begin Record extracts
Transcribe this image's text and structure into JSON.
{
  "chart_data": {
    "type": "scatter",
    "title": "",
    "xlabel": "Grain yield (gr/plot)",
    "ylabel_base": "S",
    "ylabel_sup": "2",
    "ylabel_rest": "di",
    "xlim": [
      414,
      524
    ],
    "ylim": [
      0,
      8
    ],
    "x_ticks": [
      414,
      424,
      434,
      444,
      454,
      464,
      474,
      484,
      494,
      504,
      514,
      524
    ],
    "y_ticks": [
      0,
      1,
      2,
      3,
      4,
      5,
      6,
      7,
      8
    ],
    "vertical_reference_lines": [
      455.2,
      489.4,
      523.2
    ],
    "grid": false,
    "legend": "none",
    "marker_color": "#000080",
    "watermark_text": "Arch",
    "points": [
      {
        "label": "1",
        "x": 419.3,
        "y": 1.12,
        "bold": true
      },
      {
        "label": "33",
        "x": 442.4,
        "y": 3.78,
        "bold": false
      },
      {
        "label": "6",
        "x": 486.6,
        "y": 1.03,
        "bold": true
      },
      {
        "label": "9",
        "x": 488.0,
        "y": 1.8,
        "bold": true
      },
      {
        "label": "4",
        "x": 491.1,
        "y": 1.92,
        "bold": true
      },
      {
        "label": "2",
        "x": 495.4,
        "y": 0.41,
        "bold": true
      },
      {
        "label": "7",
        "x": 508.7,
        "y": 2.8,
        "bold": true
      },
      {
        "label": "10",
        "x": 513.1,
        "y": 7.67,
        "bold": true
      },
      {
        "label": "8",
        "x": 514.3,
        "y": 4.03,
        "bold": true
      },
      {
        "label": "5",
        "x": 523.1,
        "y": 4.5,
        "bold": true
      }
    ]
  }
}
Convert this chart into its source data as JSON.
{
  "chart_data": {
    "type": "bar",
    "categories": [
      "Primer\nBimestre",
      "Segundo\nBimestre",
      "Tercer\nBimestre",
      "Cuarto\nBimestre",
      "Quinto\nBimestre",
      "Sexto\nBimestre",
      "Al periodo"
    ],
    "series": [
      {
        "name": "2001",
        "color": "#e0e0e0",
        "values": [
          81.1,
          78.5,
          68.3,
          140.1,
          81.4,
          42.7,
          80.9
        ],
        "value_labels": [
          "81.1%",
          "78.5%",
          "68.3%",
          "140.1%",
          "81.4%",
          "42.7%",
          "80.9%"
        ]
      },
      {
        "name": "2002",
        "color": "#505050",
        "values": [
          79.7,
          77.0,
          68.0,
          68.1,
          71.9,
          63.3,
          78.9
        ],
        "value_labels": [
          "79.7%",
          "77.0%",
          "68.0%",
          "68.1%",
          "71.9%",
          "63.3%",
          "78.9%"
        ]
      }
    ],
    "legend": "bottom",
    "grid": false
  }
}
end Record extracts
Retype the data exactly as given.

Transcribe this image's text and structure into JSON.
{
  "chart_data": {
    "type": "scatter",
    "title": "",
    "xlabel": "Grain yield (gr/plot)",
    "ylabel_base": "S",
    "ylabel_sup": "2",
    "ylabel_rest": "di",
    "xlim": [
      414,
      524
    ],
    "ylim": [
      0,
      8
    ],
    "x_ticks": [
      414,
      424,
      434,
      444,
      454,
      464,
      474,
      484,
      494,
      504,
      514,
      524
    ],
    "y_ticks": [
      0,
      1,
      2,
      3,
      4,
      5,
      6,
      7,
      8
    ],
    "vertical_reference_lines": [
      455.2,
      489.4,
      523.2
    ],
    "grid": false,
    "legend": "none",
    "marker_color": "#000080",
    "watermark_text": "Arch",
    "points": [
      {
        "label": "1",
        "x": 419.3,
        "y": 1.12,
        "bold": true
      },
      {
        "label": "33",
        "x": 442.4,
        "y": 3.78,
        "bold": false
      },
      {
        "label": "6",
        "x": 486.6,
        "y": 1.03,
        "bold": true
      },
      {
        "label": "9",
        "x": 488.0,
        "y": 1.8,
        "bold": true
      },
      {
        "label": "4",
        "x": 491.1,
        "y": 1.92,
        "bold": true
      },
      {
        "label": "2",
        "x": 495.4,
        "y": 0.41,
        "bold": true
      },
      {
        "label": "7",
        "x": 508.7,
        "y": 2.8,
        "bold": true
      },
      {
        "label": "10",
        "x": 513.1,
        "y": 7.67,
        "bold": true
      },
      {
        "label": "8",
        "x": 514.3,
        "y": 4.03,
        "bold": true
      },
      {
        "label": "5",
        "x": 523.1,
        "y": 4.5,
        "bold": true
      }
    ]
  }
}
Convert this chart into its source data as JSON.
{
  "chart_data": {
    "type": "bar",
    "categories": [
      "Primer\nBimestre",
      "Segundo\nBimestre",
      "Tercer\nBimestre",
      "Cuarto\nBimestre",
      "Quinto\nBimestre",
      "Sexto\nBimestre",
      "Al periodo"
    ],
    "series": [
      {
        "name": "2001",
        "color": "#e0e0e0",
        "values": [
          81.1,
          78.5,
          68.3,
          140.1,
          81.4,
          42.7,
          80.9
        ],
        "value_labels": [
          "81.1%",
          "78.5%",
          "68.3%",
          "140.1%",
          "81.4%",
          "42.7%",
          "80.9%"
        ]
      },
      {
        "name": "2002",
        "color": "#505050",
        "values": [
          79.7,
          77.0,
          68.0,
          68.1,
          71.9,
          63.3,
          78.9
        ],
        "value_labels": [
          "79.7%",
          "77.0%",
          "68.0%",
          "68.1%",
          "71.9%",
          "63.3%",
          "78.9%"
        ]
      }
    ],
    "legend": "bottom",
    "grid": false
  }
}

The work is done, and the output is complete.